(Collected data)
——————————
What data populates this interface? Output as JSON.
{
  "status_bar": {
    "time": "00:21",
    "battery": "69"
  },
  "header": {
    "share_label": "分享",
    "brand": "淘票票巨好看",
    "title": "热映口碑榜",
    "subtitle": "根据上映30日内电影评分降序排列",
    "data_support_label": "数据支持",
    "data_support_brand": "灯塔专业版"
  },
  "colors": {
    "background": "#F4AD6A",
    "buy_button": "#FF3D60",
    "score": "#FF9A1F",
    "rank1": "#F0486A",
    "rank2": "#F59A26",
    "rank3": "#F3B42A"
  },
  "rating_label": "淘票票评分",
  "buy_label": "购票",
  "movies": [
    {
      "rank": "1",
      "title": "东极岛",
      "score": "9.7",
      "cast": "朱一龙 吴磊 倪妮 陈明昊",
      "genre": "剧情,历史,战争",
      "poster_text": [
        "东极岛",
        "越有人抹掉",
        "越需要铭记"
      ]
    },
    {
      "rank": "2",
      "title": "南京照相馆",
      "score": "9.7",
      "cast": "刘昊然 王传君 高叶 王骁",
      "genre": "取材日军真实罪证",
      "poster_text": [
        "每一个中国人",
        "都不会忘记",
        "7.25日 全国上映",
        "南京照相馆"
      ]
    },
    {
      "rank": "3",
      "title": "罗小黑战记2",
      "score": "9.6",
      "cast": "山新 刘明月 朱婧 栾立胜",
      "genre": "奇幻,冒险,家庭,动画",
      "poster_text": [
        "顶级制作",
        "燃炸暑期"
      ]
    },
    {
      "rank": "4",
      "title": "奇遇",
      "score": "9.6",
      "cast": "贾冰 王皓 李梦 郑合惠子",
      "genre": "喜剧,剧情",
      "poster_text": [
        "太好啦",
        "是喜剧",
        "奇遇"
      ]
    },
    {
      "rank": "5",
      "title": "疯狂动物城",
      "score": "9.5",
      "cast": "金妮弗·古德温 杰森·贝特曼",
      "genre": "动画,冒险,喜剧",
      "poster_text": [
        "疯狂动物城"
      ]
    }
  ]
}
——————————
WORK TO DO :: Can you restate every record above word for word?

EXERCISE ANSWER ::
What data populates this interface? Output as JSON.
{
  "status_bar": {
    "time": "00:21",
    "battery": "69"
  },
  "header": {
    "share_label": "分享",
    "brand": "淘票票巨好看",
    "title": "热映口碑榜",
    "subtitle": "根据上映30日内电影评分降序排列",
    "data_support_label": "数据支持",
    "data_support_brand": "灯塔专业版"
  },
  "colors": {
    "background": "#F4AD6A",
    "buy_button": "#FF3D60",
    "score": "#FF9A1F",
    "rank1": "#F0486A",
    "rank2": "#F59A26",
    "rank3": "#F3B42A"
  },
  "rating_label": "淘票票评分",
  "buy_label": "购票",
  "movies": [
    {
      "rank": "1",
      "title": "东极岛",
      "score": "9.7",
      "cast": "朱一龙 吴磊 倪妮 陈明昊",
      "genre": "剧情,历史,战争",
      "poster_text": [
        "东极岛",
        "越有人抹掉",
        "越需要铭记"
      ]
    },
    {
      "rank": "2",
      "title": "南京照相馆",
      "score": "9.7",
      "cast": "刘昊然 王传君 高叶 王骁",
      "genre": "取材日军真实罪证",
      "poster_text": [
        "每一个中国人",
        "都不会忘记",
        "7.25日 全国上映",
        "南京照相馆"
      ]
    },
    {
      "rank": "3",
      "title": "罗小黑战记2",
      "score": "9.6",
      "cast": "山新 刘明月 朱婧 栾立胜",
      "genre": "奇幻,冒险,家庭,动画",
      "poster_text": [
        "顶级制作",
        "燃炸暑期"
      ]
    },
    {
      "rank": "4",
      "title": "奇遇",
      "score": "9.6",
      "cast": "贾冰 王皓 李梦 郑合惠子",
      "genre": "喜剧,剧情",
      "poster_text": [
        "太好啦",
        "是喜剧",
        "奇遇"
      ]
    },
    {
      "rank": "5",
      "title": "疯狂动物城",
      "score": "9.5",
      "cast": "金妮弗·古德温 杰森·贝特曼",
      "genre": "动画,冒险,喜剧",
      "poster_text": [
        "疯狂动物城"
      ]
    }
  ]
}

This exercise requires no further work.